(Recorded data)
═══

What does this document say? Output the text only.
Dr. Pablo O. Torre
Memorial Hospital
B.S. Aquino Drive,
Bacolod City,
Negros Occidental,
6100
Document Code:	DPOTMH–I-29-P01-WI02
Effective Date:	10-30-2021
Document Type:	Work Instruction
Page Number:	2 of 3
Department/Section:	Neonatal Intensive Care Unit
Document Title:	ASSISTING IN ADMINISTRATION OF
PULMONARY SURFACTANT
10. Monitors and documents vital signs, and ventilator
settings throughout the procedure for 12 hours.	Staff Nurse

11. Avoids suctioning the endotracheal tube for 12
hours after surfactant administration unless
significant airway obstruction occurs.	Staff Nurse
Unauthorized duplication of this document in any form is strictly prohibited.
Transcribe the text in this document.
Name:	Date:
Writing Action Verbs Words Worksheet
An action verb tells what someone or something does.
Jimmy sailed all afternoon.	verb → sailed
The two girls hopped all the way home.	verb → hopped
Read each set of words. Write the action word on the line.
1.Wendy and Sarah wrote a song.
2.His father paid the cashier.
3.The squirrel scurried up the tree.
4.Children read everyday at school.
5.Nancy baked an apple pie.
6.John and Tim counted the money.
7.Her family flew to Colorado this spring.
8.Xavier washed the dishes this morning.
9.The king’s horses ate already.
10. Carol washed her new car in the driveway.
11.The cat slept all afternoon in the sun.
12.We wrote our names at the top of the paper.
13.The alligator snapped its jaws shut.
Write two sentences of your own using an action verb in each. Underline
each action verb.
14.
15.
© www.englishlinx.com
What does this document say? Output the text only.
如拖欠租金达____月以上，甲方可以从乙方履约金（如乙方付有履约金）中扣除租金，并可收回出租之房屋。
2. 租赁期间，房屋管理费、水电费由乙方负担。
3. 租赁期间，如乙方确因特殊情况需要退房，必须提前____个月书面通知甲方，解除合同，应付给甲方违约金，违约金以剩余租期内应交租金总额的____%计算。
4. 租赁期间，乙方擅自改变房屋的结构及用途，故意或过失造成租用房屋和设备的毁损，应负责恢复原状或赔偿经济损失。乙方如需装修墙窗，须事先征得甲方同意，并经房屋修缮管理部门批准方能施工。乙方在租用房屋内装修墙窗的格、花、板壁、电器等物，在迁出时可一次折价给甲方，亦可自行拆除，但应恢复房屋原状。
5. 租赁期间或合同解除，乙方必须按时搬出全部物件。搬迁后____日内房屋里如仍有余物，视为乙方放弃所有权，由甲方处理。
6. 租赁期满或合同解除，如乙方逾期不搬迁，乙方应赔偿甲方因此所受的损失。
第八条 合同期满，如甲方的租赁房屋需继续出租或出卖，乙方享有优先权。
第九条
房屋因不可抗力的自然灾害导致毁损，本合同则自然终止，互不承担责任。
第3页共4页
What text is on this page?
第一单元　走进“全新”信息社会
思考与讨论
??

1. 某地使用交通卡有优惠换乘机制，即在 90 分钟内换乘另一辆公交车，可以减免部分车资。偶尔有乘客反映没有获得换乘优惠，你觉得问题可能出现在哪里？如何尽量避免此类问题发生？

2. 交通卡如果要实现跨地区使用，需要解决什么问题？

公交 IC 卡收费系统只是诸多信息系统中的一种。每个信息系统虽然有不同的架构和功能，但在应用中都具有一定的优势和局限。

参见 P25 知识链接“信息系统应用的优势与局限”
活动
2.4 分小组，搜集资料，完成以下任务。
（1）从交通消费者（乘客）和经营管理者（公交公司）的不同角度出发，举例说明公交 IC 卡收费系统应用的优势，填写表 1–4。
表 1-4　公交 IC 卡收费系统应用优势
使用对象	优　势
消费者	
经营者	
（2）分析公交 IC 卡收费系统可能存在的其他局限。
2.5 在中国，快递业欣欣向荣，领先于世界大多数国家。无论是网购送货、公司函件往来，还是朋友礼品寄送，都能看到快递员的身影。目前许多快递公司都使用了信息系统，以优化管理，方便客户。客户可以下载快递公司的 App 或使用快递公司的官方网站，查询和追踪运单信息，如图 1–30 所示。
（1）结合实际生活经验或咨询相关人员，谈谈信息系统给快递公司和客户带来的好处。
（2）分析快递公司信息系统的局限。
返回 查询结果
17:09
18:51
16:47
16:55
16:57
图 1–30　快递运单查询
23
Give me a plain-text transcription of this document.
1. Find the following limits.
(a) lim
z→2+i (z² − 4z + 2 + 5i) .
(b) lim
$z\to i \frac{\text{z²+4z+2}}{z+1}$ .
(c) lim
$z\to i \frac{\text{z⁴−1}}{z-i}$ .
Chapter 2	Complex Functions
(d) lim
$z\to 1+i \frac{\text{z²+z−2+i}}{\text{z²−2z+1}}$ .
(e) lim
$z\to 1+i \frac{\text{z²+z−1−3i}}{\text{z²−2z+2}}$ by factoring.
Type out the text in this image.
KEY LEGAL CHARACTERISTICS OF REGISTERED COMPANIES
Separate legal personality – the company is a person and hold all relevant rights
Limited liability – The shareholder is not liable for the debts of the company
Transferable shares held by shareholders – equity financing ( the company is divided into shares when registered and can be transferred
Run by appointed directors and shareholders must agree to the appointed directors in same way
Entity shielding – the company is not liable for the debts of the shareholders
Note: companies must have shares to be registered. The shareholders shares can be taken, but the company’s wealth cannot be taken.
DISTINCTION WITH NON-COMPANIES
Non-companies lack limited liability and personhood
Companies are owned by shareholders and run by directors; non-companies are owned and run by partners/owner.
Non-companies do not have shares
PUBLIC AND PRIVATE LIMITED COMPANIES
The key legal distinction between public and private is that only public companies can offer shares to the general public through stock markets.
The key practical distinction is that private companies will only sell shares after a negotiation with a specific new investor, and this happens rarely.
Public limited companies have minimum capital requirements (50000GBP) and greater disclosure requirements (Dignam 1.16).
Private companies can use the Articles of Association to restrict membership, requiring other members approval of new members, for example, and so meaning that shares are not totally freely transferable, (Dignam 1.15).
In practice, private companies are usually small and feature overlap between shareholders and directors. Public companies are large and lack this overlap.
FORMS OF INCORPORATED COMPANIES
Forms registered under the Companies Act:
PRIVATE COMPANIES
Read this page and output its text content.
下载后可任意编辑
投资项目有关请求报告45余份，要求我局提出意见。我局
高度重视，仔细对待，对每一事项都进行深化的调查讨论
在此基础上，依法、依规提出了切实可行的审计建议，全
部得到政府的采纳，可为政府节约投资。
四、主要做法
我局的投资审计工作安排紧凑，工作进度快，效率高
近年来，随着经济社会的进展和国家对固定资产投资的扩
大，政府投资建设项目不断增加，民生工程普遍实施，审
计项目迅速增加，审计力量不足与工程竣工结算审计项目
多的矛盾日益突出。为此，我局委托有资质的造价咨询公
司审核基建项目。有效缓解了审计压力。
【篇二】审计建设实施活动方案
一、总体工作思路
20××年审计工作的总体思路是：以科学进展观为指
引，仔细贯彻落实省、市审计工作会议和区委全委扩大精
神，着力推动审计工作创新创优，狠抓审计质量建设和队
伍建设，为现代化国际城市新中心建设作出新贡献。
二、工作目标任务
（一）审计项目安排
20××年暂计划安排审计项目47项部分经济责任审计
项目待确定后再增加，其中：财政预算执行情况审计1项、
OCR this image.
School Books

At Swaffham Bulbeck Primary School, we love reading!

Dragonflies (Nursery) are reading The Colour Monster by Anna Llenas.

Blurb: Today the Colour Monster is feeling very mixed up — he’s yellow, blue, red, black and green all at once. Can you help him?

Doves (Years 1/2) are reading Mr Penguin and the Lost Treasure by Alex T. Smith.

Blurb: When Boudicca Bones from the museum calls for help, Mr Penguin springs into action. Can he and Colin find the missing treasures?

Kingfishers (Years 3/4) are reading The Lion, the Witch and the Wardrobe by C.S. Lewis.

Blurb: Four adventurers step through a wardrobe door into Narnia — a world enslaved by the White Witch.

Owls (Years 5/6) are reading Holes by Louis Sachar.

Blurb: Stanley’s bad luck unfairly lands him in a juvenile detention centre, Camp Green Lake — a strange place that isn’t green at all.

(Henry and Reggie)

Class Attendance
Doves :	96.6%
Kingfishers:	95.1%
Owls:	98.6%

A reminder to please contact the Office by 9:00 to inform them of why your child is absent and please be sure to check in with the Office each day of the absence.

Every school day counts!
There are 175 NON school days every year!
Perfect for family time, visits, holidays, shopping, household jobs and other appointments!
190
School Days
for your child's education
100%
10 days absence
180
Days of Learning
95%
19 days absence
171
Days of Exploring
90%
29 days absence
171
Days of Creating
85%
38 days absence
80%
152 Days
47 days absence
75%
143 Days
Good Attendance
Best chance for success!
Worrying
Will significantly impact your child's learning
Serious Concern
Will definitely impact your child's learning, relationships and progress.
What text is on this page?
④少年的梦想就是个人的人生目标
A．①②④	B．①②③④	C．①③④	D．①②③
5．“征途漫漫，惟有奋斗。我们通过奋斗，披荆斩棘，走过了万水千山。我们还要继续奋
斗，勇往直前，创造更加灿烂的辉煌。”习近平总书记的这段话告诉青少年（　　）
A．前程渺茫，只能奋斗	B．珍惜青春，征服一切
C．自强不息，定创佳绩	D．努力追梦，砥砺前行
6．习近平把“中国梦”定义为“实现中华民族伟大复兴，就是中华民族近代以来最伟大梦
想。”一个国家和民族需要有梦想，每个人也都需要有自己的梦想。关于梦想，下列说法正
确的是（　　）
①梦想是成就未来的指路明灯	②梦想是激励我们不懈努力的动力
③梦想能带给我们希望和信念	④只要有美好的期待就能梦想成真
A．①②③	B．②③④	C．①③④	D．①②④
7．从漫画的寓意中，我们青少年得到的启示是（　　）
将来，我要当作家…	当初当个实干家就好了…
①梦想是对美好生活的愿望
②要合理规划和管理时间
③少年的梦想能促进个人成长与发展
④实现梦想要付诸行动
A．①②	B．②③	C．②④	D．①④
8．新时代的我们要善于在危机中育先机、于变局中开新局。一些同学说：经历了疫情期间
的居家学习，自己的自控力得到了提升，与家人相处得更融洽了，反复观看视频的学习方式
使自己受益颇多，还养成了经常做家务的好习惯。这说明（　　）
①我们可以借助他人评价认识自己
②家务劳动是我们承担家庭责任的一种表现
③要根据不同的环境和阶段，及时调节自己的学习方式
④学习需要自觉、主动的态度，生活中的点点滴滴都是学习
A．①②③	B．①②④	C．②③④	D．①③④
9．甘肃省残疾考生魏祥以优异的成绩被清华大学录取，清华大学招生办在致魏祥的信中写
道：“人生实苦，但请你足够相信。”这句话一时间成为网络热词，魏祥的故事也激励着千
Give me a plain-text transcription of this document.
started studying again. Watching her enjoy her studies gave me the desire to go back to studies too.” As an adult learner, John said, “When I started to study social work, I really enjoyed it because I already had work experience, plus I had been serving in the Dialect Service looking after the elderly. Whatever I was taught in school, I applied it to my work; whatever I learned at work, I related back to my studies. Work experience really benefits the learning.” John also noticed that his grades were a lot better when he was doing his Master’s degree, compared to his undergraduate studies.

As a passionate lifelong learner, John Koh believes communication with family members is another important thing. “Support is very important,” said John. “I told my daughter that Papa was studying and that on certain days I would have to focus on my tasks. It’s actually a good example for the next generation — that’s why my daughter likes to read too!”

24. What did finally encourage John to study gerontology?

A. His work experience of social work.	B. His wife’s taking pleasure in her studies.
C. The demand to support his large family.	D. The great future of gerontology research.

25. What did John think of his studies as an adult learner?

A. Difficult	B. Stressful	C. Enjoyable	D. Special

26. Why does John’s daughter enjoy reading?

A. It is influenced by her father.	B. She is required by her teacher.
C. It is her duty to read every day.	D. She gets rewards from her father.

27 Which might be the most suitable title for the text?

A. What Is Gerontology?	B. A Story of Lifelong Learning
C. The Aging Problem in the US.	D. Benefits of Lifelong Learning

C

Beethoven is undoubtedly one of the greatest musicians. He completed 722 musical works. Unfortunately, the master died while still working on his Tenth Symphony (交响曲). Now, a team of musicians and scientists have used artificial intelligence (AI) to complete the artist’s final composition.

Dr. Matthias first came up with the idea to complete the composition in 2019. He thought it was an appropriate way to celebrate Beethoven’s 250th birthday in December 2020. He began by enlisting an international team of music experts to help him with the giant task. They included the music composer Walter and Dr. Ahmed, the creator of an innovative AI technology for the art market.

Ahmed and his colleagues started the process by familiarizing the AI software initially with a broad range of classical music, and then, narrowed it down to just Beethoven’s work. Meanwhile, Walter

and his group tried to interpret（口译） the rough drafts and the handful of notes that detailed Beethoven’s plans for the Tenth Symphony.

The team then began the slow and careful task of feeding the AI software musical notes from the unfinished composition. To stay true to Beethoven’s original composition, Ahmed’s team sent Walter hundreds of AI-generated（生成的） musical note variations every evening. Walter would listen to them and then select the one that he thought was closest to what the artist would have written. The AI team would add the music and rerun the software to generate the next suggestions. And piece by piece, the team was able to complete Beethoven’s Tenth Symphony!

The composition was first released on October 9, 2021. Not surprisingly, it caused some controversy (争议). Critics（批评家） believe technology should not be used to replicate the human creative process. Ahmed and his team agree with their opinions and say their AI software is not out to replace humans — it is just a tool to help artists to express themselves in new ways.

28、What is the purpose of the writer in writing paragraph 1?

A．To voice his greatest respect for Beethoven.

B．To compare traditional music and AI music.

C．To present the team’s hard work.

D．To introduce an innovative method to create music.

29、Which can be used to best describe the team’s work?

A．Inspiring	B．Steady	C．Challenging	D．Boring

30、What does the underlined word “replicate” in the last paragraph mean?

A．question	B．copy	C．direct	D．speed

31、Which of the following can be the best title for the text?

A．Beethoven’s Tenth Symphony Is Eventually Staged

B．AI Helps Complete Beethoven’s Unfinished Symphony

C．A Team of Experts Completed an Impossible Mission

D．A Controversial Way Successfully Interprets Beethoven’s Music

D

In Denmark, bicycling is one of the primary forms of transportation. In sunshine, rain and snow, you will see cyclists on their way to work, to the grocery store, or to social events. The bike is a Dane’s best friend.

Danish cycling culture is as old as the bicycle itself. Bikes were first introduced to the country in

═══

Wherever a line in the data above holds "greatest", copy that line.

Task response →
Beethoven is undoubtedly one of the greatest musicians. He completed 722 musical works. Unfortunately, the master died while still working on his Tenth Symphony (交响曲). Now, a team of musicians and scientists have used artificial intelligence (AI) to complete the artist’s final composition.
A．To voice his greatest respect for Beethoven.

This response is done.